■ Written problem ■
Reproduce the material exactly, omitting nothing.

■ Data rows ■
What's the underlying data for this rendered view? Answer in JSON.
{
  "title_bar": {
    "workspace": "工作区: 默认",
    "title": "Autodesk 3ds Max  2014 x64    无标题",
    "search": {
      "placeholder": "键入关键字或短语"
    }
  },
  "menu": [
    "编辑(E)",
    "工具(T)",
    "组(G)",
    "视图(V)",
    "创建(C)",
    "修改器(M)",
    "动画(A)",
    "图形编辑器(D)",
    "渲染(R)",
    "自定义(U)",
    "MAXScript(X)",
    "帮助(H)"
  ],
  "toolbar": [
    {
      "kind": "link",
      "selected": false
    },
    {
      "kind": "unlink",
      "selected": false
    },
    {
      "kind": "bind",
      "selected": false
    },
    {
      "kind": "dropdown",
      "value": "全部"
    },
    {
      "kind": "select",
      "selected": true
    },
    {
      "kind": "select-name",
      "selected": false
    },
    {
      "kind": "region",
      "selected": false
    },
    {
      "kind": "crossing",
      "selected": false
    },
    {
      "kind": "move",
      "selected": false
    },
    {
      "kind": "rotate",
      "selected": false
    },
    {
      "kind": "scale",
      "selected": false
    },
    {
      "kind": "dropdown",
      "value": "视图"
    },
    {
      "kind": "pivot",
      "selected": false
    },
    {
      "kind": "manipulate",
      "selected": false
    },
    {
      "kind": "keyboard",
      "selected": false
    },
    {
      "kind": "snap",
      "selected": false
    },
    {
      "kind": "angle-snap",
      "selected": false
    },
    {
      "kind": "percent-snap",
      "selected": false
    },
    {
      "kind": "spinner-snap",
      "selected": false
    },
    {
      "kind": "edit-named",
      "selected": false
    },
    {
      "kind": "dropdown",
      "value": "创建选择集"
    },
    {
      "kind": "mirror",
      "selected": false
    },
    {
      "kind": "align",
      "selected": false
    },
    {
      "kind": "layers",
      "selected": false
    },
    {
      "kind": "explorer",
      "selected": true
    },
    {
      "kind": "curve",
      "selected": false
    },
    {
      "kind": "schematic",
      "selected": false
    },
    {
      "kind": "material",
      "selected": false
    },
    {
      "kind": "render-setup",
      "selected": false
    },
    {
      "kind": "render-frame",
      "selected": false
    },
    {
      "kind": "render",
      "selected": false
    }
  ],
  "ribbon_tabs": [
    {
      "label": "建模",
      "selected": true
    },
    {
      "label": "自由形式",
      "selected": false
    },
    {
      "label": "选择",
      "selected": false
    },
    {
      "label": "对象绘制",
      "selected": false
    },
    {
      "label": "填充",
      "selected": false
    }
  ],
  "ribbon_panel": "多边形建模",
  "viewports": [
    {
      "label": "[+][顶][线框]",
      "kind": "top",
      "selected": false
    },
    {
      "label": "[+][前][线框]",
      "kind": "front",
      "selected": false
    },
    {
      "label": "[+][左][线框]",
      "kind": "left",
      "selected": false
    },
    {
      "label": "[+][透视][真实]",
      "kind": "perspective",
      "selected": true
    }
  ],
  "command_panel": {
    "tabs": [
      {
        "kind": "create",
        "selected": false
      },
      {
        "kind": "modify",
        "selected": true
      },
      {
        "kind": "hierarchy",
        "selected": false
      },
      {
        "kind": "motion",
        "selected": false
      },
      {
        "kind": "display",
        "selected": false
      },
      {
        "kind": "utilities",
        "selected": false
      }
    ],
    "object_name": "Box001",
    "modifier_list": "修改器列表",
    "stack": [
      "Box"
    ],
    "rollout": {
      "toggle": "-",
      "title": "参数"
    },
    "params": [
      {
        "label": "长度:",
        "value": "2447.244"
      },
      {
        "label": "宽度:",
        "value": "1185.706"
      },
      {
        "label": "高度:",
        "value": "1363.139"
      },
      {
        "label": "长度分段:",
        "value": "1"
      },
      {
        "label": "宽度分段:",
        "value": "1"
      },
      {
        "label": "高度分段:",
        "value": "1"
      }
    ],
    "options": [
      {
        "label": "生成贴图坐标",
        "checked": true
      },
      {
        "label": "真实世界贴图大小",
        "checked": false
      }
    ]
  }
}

■ Written reply ■
What's the underlying data for this rendered view? Answer in JSON.
{
  "title_bar": {
    "workspace": "工作区: 默认",
    "title": "Autodesk 3ds Max  2014 x64    无标题",
    "search": {
      "placeholder": "键入关键字或短语"
    }
  },
  "menu": [
    "编辑(E)",
    "工具(T)",
    "组(G)",
    "视图(V)",
    "创建(C)",
    "修改器(M)",
    "动画(A)",
    "图形编辑器(D)",
    "渲染(R)",
    "自定义(U)",
    "MAXScript(X)",
    "帮助(H)"
  ],
  "toolbar": [
    {
      "kind": "link",
      "selected": false
    },
    {
      "kind": "unlink",
      "selected": false
    },
    {
      "kind": "bind",
      "selected": false
    },
    {
      "kind": "dropdown",
      "value": "全部"
    },
    {
      "kind": "select",
      "selected": true
    },
    {
      "kind": "select-name",
      "selected": false
    },
    {
      "kind": "region",
      "selected": false
    },
    {
      "kind": "crossing",
      "selected": false
    },
    {
      "kind": "move",
      "selected": false
    },
    {
      "kind": "rotate",
      "selected": false
    },
    {
      "kind": "scale",
      "selected": false
    },
    {
      "kind": "dropdown",
      "value": "视图"
    },
    {
      "kind": "pivot",
      "selected": false
    },
    {
      "kind": "manipulate",
      "selected": false
    },
    {
      "kind": "keyboard",
      "selected": false
    },
    {
      "kind": "snap",
      "selected": false
    },
    {
      "kind": "angle-snap",
      "selected": false
    },
    {
      "kind": "percent-snap",
      "selected": false
    },
    {
      "kind": "spinner-snap",
      "selected": false
    },
    {
      "kind": "edit-named",
      "selected": false
    },
    {
      "kind": "dropdown",
      "value": "创建选择集"
    },
    {
      "kind": "mirror",
      "selected": false
    },
    {
      "kind": "align",
      "selected": false
    },
    {
      "kind": "layers",
      "selected": false
    },
    {
      "kind": "explorer",
      "selected": true
    },
    {
      "kind": "curve",
      "selected": false
    },
    {
      "kind": "schematic",
      "selected": false
    },
    {
      "kind": "material",
      "selected": false
    },
    {
      "kind": "render-setup",
      "selected": false
    },
    {
      "kind": "render-frame",
      "selected": false
    },
    {
      "kind": "render",
      "selected": false
    }
  ],
  "ribbon_tabs": [
    {
      "label": "建模",
      "selected": true
    },
    {
      "label": "自由形式",
      "selected": false
    },
    {
      "label": "选择",
      "selected": false
    },
    {
      "label": "对象绘制",
      "selected": false
    },
    {
      "label": "填充",
      "selected": false
    }
  ],
  "ribbon_panel": "多边形建模",
  "viewports": [
    {
      "label": "[+][顶][线框]",
      "kind": "top",
      "selected": false
    },
    {
      "label": "[+][前][线框]",
      "kind": "front",
      "selected": false
    },
    {
      "label": "[+][左][线框]",
      "kind": "left",
      "selected": false
    },
    {
      "label": "[+][透视][真实]",
      "kind": "perspective",
      "selected": true
    }
  ],
  "command_panel": {
    "tabs": [
      {
        "kind": "create",
        "selected": false
      },
      {
        "kind": "modify",
        "selected": true
      },
      {
        "kind": "hierarchy",
        "selected": false
      },
      {
        "kind": "motion",
        "selected": false
      },
      {
        "kind": "display",
        "selected": false
      },
      {
        "kind": "utilities",
        "selected": false
      }
    ],
    "object_name": "Box001",
    "modifier_list": "修改器列表",
    "stack": [
      "Box"
    ],
    "rollout": {
      "toggle": "-",
      "title": "参数"
    },
    "params": [
      {
        "label": "长度:",
        "value": "2447.244"
      },
      {
        "label": "宽度:",
        "value": "1185.706"
      },
      {
        "label": "高度:",
        "value": "1363.139"
      },
      {
        "label": "长度分段:",
        "value": "1"
      },
      {
        "label": "宽度分段:",
        "value": "1"
      },
      {
        "label": "高度分段:",
        "value": "1"
      }
    ],
    "options": [
      {
        "label": "生成贴图坐标",
        "checked": true
      },
      {
        "label": "真实世界贴图大小",
        "checked": false
      }
    ]
  }
}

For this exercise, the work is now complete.